Copy every line from the records below that holds the word "공사대금을".
########################################
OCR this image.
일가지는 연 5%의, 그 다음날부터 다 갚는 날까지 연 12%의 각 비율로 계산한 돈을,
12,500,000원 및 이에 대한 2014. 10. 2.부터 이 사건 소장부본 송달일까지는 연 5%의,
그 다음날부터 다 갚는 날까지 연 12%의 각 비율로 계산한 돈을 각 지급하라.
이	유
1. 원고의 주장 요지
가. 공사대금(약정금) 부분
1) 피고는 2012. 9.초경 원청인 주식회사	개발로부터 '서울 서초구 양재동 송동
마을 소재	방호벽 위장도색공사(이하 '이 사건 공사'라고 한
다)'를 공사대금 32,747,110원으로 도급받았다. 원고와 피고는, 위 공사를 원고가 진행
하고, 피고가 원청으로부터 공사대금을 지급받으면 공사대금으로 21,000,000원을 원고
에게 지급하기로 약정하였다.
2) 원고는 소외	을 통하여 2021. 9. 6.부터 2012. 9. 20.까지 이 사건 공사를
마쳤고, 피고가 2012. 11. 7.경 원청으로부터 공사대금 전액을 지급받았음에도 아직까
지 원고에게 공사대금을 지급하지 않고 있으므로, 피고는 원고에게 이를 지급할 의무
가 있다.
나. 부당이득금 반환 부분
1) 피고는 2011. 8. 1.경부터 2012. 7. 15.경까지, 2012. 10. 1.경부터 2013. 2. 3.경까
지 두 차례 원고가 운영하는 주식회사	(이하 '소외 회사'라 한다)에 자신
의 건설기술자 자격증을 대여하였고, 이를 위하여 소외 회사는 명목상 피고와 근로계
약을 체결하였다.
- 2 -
########################################
[Solved exercise]
하고, 피고가 원청으로부터 공사대금을 지급받으면 공사대금으로 21,000,000원을 원고
지 원고에게 공사대금을 지급하지 않고 있으므로, 피고는 원고에게 이를 지급할 의무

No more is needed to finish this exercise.